─── DATASET ───

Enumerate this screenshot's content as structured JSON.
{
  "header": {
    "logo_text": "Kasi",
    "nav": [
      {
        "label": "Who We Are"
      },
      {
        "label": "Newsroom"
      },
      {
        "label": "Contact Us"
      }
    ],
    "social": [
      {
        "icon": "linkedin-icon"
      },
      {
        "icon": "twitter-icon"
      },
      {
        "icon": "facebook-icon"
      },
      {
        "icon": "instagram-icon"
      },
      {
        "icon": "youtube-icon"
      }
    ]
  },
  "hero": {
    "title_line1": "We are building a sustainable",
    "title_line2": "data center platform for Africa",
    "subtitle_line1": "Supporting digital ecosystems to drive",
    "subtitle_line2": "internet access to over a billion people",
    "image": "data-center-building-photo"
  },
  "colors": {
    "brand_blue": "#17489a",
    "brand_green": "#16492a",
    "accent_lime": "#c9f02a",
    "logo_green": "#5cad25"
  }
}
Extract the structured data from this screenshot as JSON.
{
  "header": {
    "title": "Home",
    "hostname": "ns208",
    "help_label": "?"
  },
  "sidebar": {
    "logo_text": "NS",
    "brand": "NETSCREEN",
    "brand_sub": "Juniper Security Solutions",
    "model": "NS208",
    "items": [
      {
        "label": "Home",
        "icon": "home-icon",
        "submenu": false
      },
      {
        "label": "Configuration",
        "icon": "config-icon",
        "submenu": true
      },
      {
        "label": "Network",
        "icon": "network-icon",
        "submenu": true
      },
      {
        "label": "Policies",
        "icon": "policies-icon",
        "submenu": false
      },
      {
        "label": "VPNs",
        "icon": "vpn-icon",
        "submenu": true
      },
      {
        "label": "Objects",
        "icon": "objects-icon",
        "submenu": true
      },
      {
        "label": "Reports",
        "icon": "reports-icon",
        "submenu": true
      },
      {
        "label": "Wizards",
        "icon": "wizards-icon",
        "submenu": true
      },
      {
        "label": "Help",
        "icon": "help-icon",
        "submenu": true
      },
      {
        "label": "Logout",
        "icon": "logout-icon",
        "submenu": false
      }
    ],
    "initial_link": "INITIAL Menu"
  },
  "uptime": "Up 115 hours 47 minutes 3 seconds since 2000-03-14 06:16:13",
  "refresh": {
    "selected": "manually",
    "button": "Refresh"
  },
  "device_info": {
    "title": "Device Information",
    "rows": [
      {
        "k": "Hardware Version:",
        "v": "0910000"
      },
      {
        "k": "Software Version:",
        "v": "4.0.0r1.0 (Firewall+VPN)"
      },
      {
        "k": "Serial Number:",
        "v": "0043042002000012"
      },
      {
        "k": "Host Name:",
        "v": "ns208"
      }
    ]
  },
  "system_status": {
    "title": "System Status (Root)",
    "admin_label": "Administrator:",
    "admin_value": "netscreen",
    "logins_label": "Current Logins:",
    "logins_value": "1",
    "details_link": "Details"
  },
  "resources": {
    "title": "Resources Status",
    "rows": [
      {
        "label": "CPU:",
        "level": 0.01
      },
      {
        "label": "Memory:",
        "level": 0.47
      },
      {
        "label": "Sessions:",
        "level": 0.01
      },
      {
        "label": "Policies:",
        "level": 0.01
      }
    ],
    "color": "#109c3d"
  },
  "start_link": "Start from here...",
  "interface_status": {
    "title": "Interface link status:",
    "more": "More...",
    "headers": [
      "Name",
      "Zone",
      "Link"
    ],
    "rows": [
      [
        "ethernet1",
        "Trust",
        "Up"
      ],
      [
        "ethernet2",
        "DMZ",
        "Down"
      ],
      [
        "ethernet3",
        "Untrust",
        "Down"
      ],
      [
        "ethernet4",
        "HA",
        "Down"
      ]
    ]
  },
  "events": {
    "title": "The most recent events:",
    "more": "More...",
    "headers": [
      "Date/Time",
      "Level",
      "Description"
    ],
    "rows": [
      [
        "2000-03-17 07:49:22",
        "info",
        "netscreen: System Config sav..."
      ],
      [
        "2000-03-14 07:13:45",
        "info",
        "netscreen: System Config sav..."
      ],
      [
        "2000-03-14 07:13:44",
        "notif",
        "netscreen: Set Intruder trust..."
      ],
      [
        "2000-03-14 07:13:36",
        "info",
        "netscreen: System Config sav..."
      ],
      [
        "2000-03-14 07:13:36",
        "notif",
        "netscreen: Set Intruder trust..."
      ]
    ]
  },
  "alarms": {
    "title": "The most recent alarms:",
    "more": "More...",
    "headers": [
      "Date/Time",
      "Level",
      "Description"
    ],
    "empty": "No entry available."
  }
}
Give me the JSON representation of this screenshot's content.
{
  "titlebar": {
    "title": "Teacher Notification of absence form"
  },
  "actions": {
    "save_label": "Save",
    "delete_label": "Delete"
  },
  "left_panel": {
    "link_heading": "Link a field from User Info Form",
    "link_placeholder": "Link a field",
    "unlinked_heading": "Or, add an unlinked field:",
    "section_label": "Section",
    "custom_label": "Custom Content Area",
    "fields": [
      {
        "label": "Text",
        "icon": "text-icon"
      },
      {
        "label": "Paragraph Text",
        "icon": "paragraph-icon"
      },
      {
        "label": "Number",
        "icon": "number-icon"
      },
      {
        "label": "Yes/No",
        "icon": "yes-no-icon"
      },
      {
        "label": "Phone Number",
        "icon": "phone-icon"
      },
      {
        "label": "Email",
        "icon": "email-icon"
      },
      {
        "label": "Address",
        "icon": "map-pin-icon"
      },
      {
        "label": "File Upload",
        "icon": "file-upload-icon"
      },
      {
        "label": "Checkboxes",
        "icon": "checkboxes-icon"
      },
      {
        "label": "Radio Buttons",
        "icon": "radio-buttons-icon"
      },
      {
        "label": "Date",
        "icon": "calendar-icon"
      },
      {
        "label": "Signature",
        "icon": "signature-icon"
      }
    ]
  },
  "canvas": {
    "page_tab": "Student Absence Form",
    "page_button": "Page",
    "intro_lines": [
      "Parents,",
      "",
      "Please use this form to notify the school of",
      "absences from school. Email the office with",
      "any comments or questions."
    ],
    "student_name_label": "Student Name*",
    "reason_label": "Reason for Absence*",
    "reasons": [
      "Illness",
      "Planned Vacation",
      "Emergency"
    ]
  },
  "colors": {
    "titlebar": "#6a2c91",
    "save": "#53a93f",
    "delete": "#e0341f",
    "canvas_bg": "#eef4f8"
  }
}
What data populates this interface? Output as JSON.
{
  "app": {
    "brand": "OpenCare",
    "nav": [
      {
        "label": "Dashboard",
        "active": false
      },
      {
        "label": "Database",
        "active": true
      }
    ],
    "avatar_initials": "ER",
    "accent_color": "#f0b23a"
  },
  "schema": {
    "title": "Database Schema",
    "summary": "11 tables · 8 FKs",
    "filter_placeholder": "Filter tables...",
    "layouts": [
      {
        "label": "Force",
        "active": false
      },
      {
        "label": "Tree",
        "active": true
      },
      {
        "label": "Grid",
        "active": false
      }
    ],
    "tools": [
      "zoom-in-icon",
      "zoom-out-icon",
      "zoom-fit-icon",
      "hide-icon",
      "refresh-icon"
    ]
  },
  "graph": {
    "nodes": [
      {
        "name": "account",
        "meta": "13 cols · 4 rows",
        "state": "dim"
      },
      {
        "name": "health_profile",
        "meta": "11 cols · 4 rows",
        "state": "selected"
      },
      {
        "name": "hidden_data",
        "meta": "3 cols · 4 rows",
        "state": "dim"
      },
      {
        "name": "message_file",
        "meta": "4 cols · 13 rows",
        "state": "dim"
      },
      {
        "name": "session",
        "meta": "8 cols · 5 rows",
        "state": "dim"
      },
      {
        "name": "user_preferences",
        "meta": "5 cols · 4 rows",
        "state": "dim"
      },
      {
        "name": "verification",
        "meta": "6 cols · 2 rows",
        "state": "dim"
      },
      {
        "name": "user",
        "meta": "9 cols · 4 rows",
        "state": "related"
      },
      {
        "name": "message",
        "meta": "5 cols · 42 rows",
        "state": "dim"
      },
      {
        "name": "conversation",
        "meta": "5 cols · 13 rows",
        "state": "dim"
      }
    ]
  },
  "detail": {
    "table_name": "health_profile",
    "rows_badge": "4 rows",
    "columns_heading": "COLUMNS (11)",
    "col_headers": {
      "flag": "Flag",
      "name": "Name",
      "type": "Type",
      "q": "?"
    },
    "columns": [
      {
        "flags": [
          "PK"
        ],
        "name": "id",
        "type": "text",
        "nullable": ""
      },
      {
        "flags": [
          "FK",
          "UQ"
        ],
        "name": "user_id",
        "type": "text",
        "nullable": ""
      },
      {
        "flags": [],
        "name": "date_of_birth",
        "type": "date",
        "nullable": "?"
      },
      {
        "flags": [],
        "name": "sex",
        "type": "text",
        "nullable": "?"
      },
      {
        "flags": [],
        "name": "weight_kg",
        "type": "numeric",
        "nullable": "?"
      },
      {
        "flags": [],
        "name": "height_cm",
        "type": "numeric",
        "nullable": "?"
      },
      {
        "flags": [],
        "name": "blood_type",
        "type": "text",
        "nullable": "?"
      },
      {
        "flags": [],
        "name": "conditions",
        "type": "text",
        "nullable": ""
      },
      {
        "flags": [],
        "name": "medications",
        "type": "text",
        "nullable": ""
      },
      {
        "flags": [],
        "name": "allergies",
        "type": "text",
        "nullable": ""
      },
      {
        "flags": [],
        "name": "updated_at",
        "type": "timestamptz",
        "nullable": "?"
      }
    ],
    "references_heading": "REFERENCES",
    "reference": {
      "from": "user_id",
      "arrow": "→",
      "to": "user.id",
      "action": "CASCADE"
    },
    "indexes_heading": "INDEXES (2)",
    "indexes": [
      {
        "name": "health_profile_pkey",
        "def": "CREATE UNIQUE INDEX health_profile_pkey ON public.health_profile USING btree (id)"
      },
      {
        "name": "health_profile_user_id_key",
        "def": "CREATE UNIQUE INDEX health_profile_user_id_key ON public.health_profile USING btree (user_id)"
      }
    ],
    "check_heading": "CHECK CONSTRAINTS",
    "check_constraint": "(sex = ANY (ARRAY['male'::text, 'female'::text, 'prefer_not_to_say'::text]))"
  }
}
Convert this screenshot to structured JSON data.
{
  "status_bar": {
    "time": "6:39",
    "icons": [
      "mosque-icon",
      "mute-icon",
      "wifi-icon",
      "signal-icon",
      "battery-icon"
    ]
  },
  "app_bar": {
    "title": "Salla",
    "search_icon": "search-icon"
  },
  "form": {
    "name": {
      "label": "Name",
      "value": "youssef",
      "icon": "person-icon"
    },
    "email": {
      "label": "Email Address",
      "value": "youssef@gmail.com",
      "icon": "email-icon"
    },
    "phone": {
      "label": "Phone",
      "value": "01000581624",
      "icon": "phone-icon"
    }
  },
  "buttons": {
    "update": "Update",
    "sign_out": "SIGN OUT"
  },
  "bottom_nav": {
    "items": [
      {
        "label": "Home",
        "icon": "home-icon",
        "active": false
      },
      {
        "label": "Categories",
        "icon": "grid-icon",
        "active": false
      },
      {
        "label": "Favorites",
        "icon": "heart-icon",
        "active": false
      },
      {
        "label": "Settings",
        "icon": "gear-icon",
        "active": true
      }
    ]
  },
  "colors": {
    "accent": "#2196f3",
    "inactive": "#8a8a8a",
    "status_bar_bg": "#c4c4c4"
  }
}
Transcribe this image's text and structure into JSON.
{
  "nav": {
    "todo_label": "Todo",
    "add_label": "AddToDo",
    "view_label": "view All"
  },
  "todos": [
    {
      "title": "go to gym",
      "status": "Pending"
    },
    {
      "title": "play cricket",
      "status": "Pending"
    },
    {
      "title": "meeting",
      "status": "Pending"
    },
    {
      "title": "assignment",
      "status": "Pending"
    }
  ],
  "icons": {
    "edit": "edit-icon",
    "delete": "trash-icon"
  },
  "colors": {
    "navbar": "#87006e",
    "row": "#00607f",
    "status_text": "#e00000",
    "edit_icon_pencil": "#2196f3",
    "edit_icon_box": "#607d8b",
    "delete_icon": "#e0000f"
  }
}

───

**GOAL:**
Beginning with the line that contains "Transcribe this image's", quote each line exactly through the last line of the entries above, and nothing beyond them.

**THE RESPONSE:**
Transcribe this image's text and structure into JSON.
{
  "nav": {
    "todo_label": "Todo",
    "add_label": "AddToDo",
    "view_label": "view All"
  },
  "todos": [
    {
      "title": "go to gym",
      "status": "Pending"
    },
    {
      "title": "play cricket",
      "status": "Pending"
    },
    {
      "title": "meeting",
      "status": "Pending"
    },
    {
      "title": "assignment",
      "status": "Pending"
    }
  ],
  "icons": {
    "edit": "edit-icon",
    "delete": "trash-icon"
  },
  "colors": {
    "navbar": "#87006e",
    "row": "#00607f",
    "status_text": "#e00000",
    "edit_icon_pencil": "#2196f3",
    "edit_icon_box": "#607d8b",
    "delete_icon": "#e0000f"
  }
}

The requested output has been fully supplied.